## [Problem statement]
Copy every line that holds "Divided".

## [Recorded data]
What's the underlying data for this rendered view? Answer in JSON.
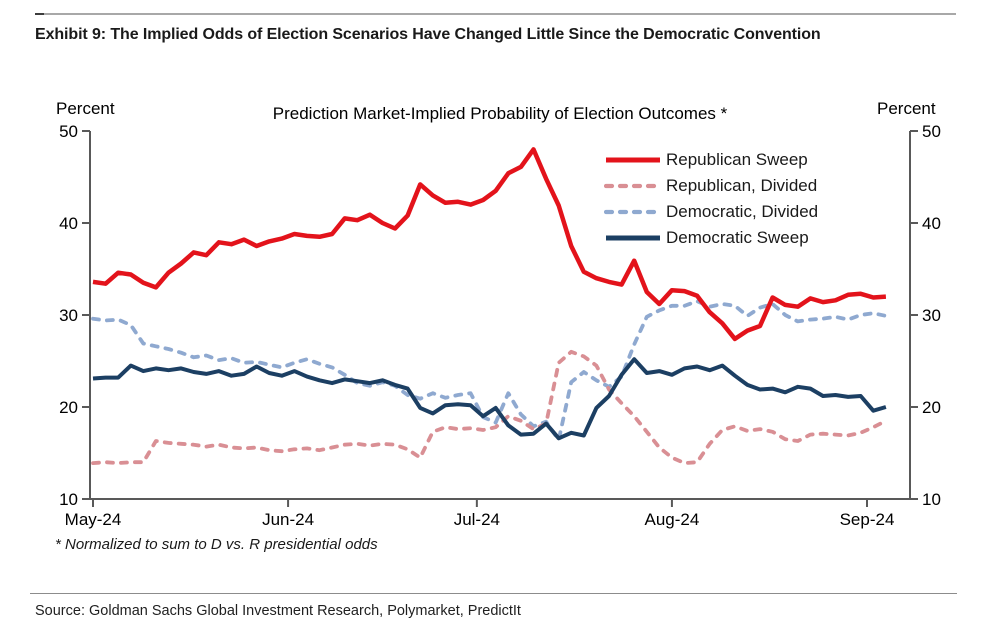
{
  "page": {
    "exhibit_title": "Exhibit 9: The Implied Odds of Election Scenarios Have Changed Little Since the Democratic Convention",
    "source": "Source: Goldman Sachs Global Investment Research, Polymarket, PredictIt"
  },
  "chart": {
    "left_axis_label": "Percent",
    "right_axis_label": "Percent",
    "footnote": "* Normalized to sum to D vs. R presidential odds",
    "axis_color": "#595959",
    "text_color": "#000000"
  },
  "chart_data": {
    "type": "line",
    "title": "Prediction Market-Implied Probability of Election Outcomes *",
    "xlabel": "",
    "ylabel": "Percent",
    "ylim": [
      10,
      50
    ],
    "y_ticks": [
      10,
      20,
      30,
      40,
      50
    ],
    "grid": false,
    "legend_position": "top-right",
    "x_unit": "days since 2024-05-01",
    "x_domain": [
      0,
      123
    ],
    "x_tick_labels": [
      {
        "label": "May-24",
        "day": 0
      },
      {
        "label": "Jun-24",
        "day": 31
      },
      {
        "label": "Jul-24",
        "day": 61
      },
      {
        "label": "Aug-24",
        "day": 92
      },
      {
        "label": "Sep-24",
        "day": 123
      }
    ],
    "x": [
      0,
      2,
      4,
      6,
      8,
      10,
      12,
      14,
      16,
      18,
      20,
      22,
      24,
      26,
      28,
      30,
      32,
      34,
      36,
      38,
      40,
      42,
      44,
      46,
      48,
      50,
      52,
      54,
      56,
      58,
      60,
      62,
      64,
      66,
      68,
      70,
      72,
      74,
      76,
      78,
      80,
      82,
      84,
      86,
      88,
      90,
      92,
      94,
      96,
      98,
      100,
      102,
      104,
      106,
      108,
      110,
      112,
      114,
      116,
      118,
      120,
      122,
      124,
      126
    ],
    "series": [
      {
        "name": "Republican Sweep",
        "color": "#e3131b",
        "style": "solid",
        "values": [
          33.6,
          33.4,
          34.6,
          34.4,
          33.5,
          33.0,
          34.6,
          35.6,
          36.8,
          36.5,
          37.9,
          37.7,
          38.2,
          37.5,
          38.0,
          38.3,
          38.8,
          38.6,
          38.5,
          38.8,
          40.5,
          40.3,
          40.9,
          40.0,
          39.4,
          40.8,
          44.2,
          43.0,
          42.2,
          42.3,
          42.0,
          42.5,
          43.5,
          45.4,
          46.1,
          48.0,
          44.8,
          41.9,
          37.5,
          34.7,
          34.0,
          33.6,
          33.3,
          35.9,
          32.5,
          31.2,
          32.7,
          32.6,
          32.1,
          30.3,
          29.1,
          27.4,
          28.3,
          28.8,
          31.9,
          31.1,
          30.9,
          31.8,
          31.4,
          31.6,
          32.2,
          32.3,
          31.9,
          32.0
        ]
      },
      {
        "name": "Republican, Divided",
        "color": "#d98f94",
        "style": "dashed",
        "values": [
          13.9,
          14.0,
          13.9,
          14.0,
          14.0,
          16.3,
          16.1,
          16.0,
          15.9,
          15.7,
          15.9,
          15.6,
          15.5,
          15.6,
          15.3,
          15.2,
          15.4,
          15.5,
          15.3,
          15.6,
          15.9,
          16.0,
          15.8,
          16.0,
          15.9,
          15.4,
          14.5,
          17.3,
          17.8,
          17.6,
          17.7,
          17.5,
          17.8,
          19.0,
          18.5,
          17.6,
          18.2,
          24.8,
          26.0,
          25.5,
          24.5,
          21.9,
          20.4,
          19.0,
          17.3,
          15.6,
          14.5,
          13.9,
          14.0,
          16.0,
          17.5,
          17.9,
          17.4,
          17.6,
          17.3,
          16.5,
          16.3,
          17.0,
          17.1,
          17.0,
          16.9,
          17.2,
          17.8,
          18.5
        ]
      },
      {
        "name": "Democratic, Divided",
        "color": "#8fa9d0",
        "style": "dashed",
        "values": [
          29.6,
          29.4,
          29.5,
          28.9,
          26.9,
          26.6,
          26.3,
          25.9,
          25.4,
          25.6,
          25.1,
          25.3,
          24.8,
          24.9,
          24.6,
          24.3,
          24.8,
          25.2,
          24.7,
          24.3,
          23.5,
          22.6,
          22.3,
          22.7,
          22.3,
          21.3,
          20.9,
          21.5,
          21.0,
          21.3,
          21.5,
          18.9,
          18.3,
          21.5,
          19.2,
          17.9,
          18.4,
          16.4,
          22.7,
          23.8,
          22.9,
          22.2,
          23.3,
          26.8,
          29.8,
          30.5,
          31.0,
          31.0,
          31.5,
          30.9,
          31.2,
          31.0,
          29.9,
          30.8,
          31.2,
          30.0,
          29.3,
          29.5,
          29.6,
          29.8,
          29.5,
          30.0,
          30.2,
          29.9
        ]
      },
      {
        "name": "Democratic Sweep",
        "color": "#1c3f63",
        "style": "solid",
        "values": [
          23.1,
          23.2,
          23.2,
          24.5,
          23.9,
          24.2,
          24.0,
          24.2,
          23.8,
          23.6,
          23.9,
          23.4,
          23.6,
          24.4,
          23.7,
          23.4,
          23.9,
          23.3,
          22.9,
          22.6,
          23.0,
          22.8,
          22.6,
          22.9,
          22.4,
          22.0,
          19.9,
          19.3,
          20.2,
          20.3,
          20.2,
          19.0,
          19.9,
          18.0,
          17.0,
          17.1,
          18.2,
          16.6,
          17.2,
          16.9,
          19.9,
          21.2,
          23.5,
          25.2,
          23.7,
          23.9,
          23.5,
          24.2,
          24.4,
          24.0,
          24.5,
          23.4,
          22.4,
          21.9,
          22.0,
          21.6,
          22.2,
          22.0,
          21.2,
          21.3,
          21.1,
          21.2,
          19.6,
          20.0
        ]
      }
    ]
  }
}
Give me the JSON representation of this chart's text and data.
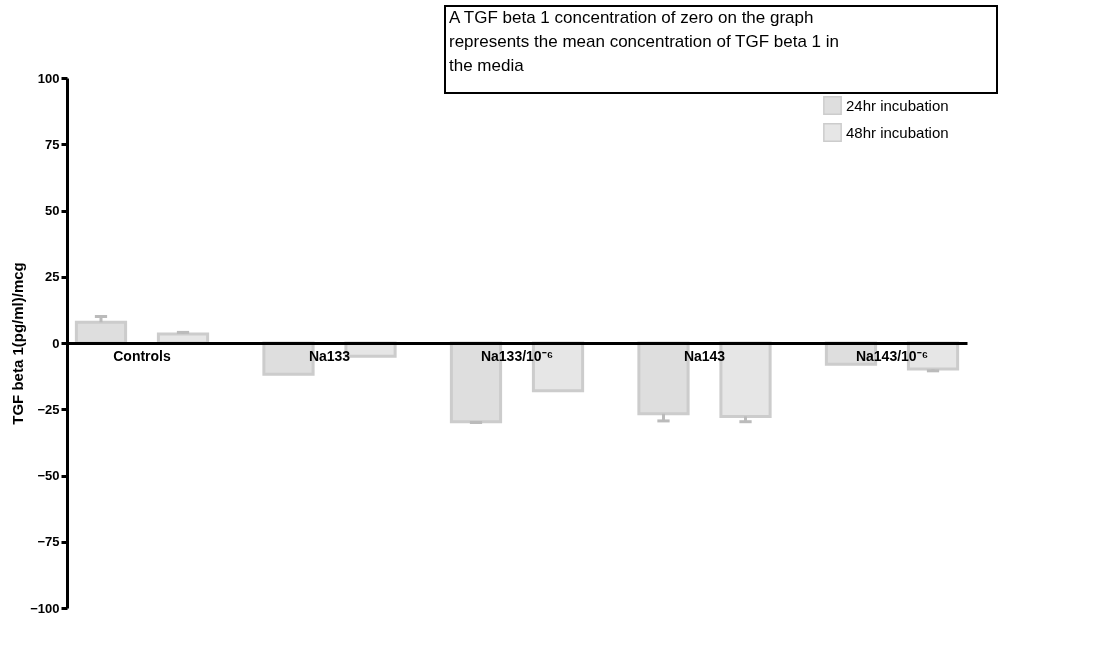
{
  "chart_data": {
    "type": "bar",
    "ylabel": "TGF beta 1(pg/ml)/mcg",
    "annotations": [
      "A TGF beta 1 concentration of zero on the graph represents the mean concentration of TGF beta 1 in the media"
    ],
    "categories": [
      "Controls",
      "Na133",
      "Na133/10⁻⁶",
      "Na143",
      "Na143/10⁻⁶"
    ],
    "series": [
      {
        "name": "24hr incubation",
        "color": "#dedede",
        "values": [
          7.8,
          -11.8,
          -29.7,
          -26.7,
          -8
        ],
        "errors": [
          [
            7.8,
            10
          ],
          null,
          [
            -30,
            -29.7
          ],
          [
            -29.4,
            -26.7
          ],
          null
        ]
      },
      {
        "name": "48hr incubation",
        "color": "#e6e6e6",
        "values": [
          3.4,
          -5,
          -18,
          -27.7,
          -9.8
        ],
        "errors": [
          [
            3.4,
            4
          ],
          null,
          null,
          [
            -29.7,
            -27.7
          ],
          [
            -10.5,
            -9.8
          ]
        ]
      }
    ],
    "ylim": [
      -100,
      100
    ],
    "yticks": [
      -100,
      -75,
      -50,
      -25,
      0,
      25,
      50,
      75,
      100
    ],
    "grid": false,
    "legend": "top right"
  }
}
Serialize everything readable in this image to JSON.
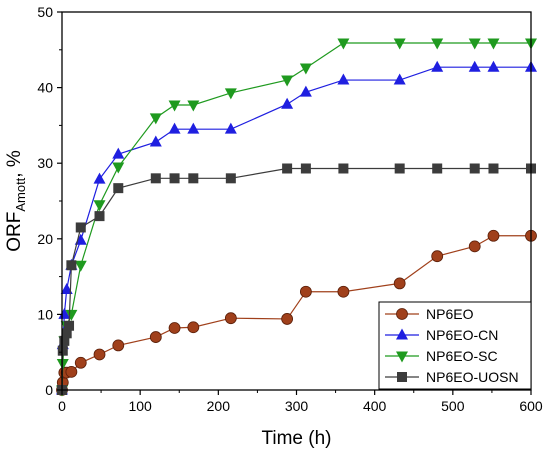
{
  "chart_data": {
    "type": "line",
    "xlabel": "Time (h)",
    "ylabel_main": "ORF",
    "ylabel_subscript": "Amott",
    "ylabel_unit": ", %",
    "xlim": [
      0,
      600
    ],
    "ylim": [
      0,
      50
    ],
    "xticks": [
      0,
      100,
      200,
      300,
      400,
      500,
      600
    ],
    "yticks": [
      0,
      10,
      20,
      30,
      40,
      50
    ],
    "grid": false,
    "legend_position": "bottom-right",
    "series": [
      {
        "name": "NP6EO",
        "color": "#a0401b",
        "marker": "circle",
        "x": [
          0,
          1,
          3,
          6,
          12,
          24,
          48,
          72,
          120,
          144,
          168,
          216,
          288,
          312,
          360,
          432,
          480,
          528,
          552,
          600
        ],
        "y": [
          0,
          1.0,
          2.3,
          2.3,
          2.4,
          3.6,
          4.7,
          5.9,
          7.0,
          8.2,
          8.3,
          9.5,
          9.4,
          13.0,
          13.0,
          14.1,
          17.7,
          19.0,
          20.4,
          20.4
        ]
      },
      {
        "name": "NP6EO-CN",
        "color": "#1f1fe0",
        "marker": "triangle-up",
        "x": [
          0,
          1,
          3,
          6,
          12,
          24,
          48,
          72,
          120,
          144,
          168,
          216,
          288,
          312,
          360,
          432,
          480,
          528,
          552,
          600
        ],
        "y": [
          0,
          6.0,
          10.0,
          13.3,
          16.5,
          19.8,
          27.9,
          31.2,
          32.8,
          34.5,
          34.5,
          34.5,
          37.8,
          39.4,
          41.0,
          41.0,
          42.7,
          42.7,
          42.7,
          42.7
        ]
      },
      {
        "name": "NP6EO-SC",
        "color": "#1f9a1f",
        "marker": "triangle-down",
        "x": [
          0,
          1,
          3,
          6,
          12,
          24,
          48,
          72,
          120,
          144,
          168,
          216,
          288,
          312,
          360,
          432,
          480,
          528,
          552,
          600
        ],
        "y": [
          0,
          3.5,
          6.5,
          8.5,
          10.0,
          16.5,
          24.5,
          29.5,
          36.0,
          37.7,
          37.7,
          39.3,
          41.0,
          42.6,
          45.9,
          45.9,
          45.9,
          45.9,
          45.9,
          45.9
        ]
      },
      {
        "name": "NP6EO-UOSN",
        "color": "#3c3c3c",
        "marker": "square",
        "x": [
          0,
          1,
          3,
          6,
          9,
          12,
          24,
          48,
          72,
          120,
          144,
          168,
          216,
          288,
          312,
          360,
          432,
          480,
          528,
          552,
          600
        ],
        "y": [
          0,
          5.2,
          6.5,
          7.5,
          8.5,
          16.5,
          21.5,
          23.0,
          26.7,
          28.0,
          28.0,
          28.0,
          28.0,
          29.3,
          29.3,
          29.3,
          29.3,
          29.3,
          29.3,
          29.3,
          29.3
        ]
      }
    ]
  }
}
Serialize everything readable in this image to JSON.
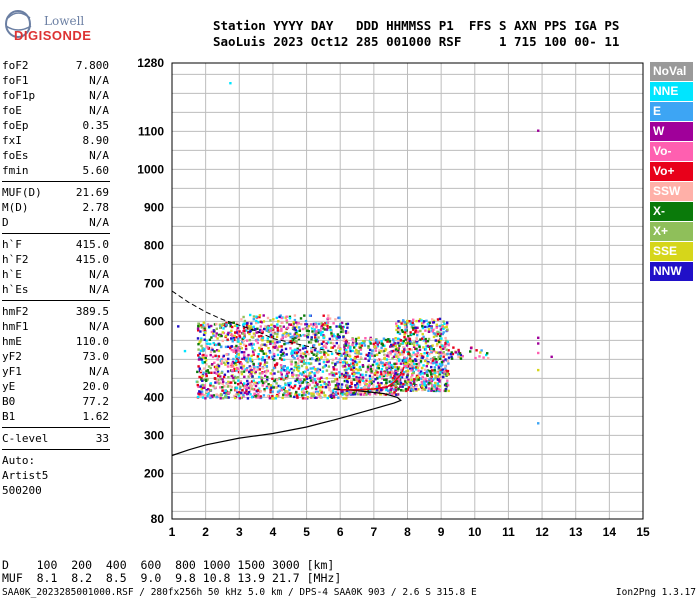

## [Result for this task]
        "name": "Republican, Divided",
        "name": "Democratic, Divided",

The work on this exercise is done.